TO BE DONE: Filter for the word "this" and keep each matching line.

--- begin ---

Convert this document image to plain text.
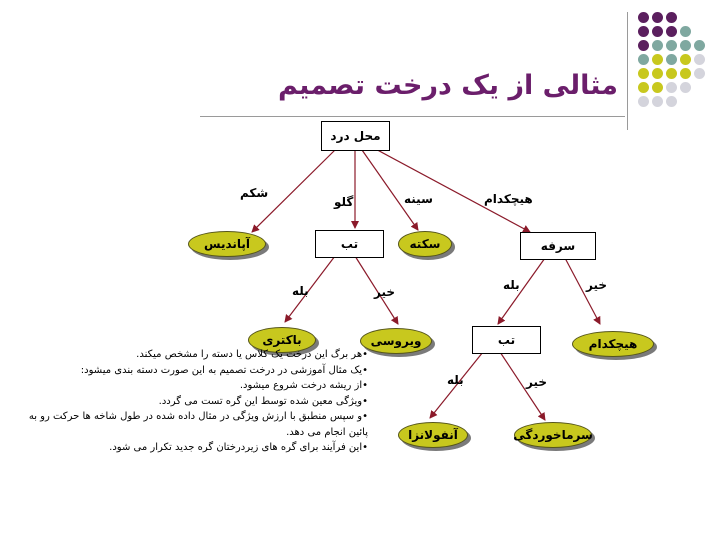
مثالی از یک درخت تصمیم
محل درد
تب	سرفه
تب
آپاندیس	سکته
باکتری	ویروسی	هیچکدام
آنفولانزا	سرماخوردگی
شکم
گلو	سینه	هیچکدام
بله	خیر	بله	خیر
بله	خیر

•هر برگ این درخت یک کلاس یا دسته را مشخص میکند.

•یک مثال آموزشی در درخت تصمیم به این صورت دسته بندی میشود:

•از ریشه درخت شروع میشود.

•ویژگی معین شده توسط این گره تست می گردد.

•و سپس منطبق با ارزش ویژگی در مثال داده شده در طول شاخه ها حرکت رو به پائین انجام می دهد.

•این فرآیند برای گره های زیردرختان گره جدید تکرار می شود.
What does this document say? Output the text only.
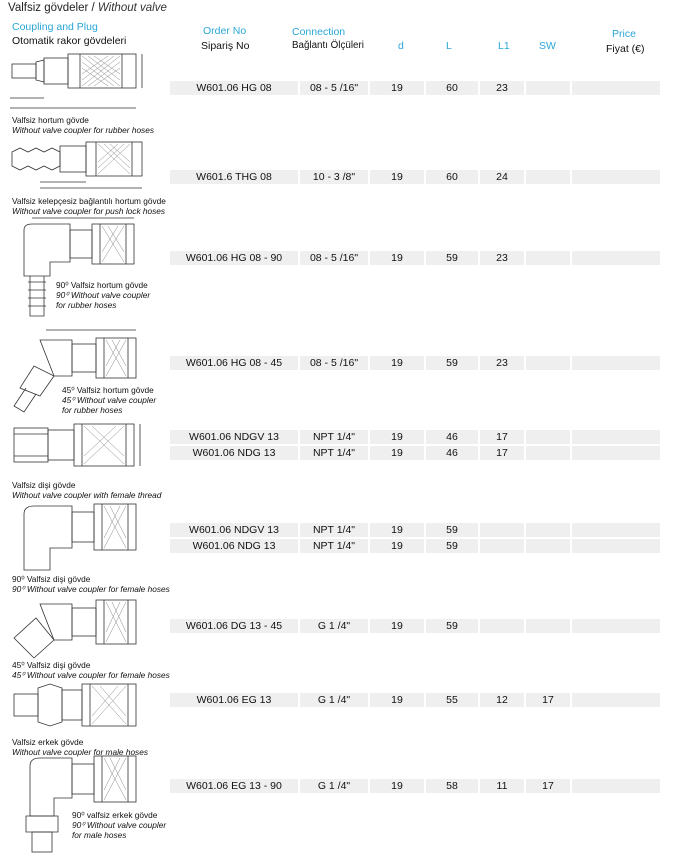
Valfsiz gövdeler / Without valve
Coupling and Plug
Otomatik rakor gövdeleri
Order No
Sipariş No
Connection
Bağlantı Ölçüleri	d	L	L1	SW
Price
Fiyat (€)
W601.06 HG 08	08 - 5 /16"	19	60	23
W601.6 THG 08	10 - 3 /8"	19	60	24
W601.06 HG 08 - 90	08 - 5 /16"	19	59	23
W601.06 HG 08 - 45	08 - 5 /16"	19	59	23
W601.06 NDGV 13	NPT 1/4"	19	46	17
W601.06 NDG 13	NPT 1/4"	19	46	17
W601.06 NDGV 13	NPT 1/4"	19	59
W601.06 NDG 13	NPT 1/4"	19	59
W601.06 DG 13 - 45	G 1 /4"	19	59
W601.06 EG 13	G 1 /4"	19	55	12	17
W601.06 EG 13 - 90	G 1 /4"	19	58	11	17
Valfsiz hortum gövde
Without valve coupler for rubber hoses
Valfsiz kelepçesiz bağlantılı hortum gövde
Without valve coupler for push lock hoses
90⁰ Valfsiz hortum gövde
90⁰ Without valve coupler
for rubber hoses
45⁰ Valfsiz hortum gövde
45⁰ Without valve coupler
for rubber hoses
Valfsiz dişi gövde
Without valve coupler with female thread
90⁰ Valfsiz dişi gövde
90⁰ Without valve coupler for female hoses
45⁰ Valfsiz dişi gövde
45⁰ Without valve coupler for female hoses
Valfsiz erkek gövde
Without valve coupler for male hoses
90⁰ valfsiz erkek gövde
90⁰ Without valve coupler
for male hoses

--- end ---

TASK RESPONSE:
Convert this document image to plain text.
What does this document say? Output the text only.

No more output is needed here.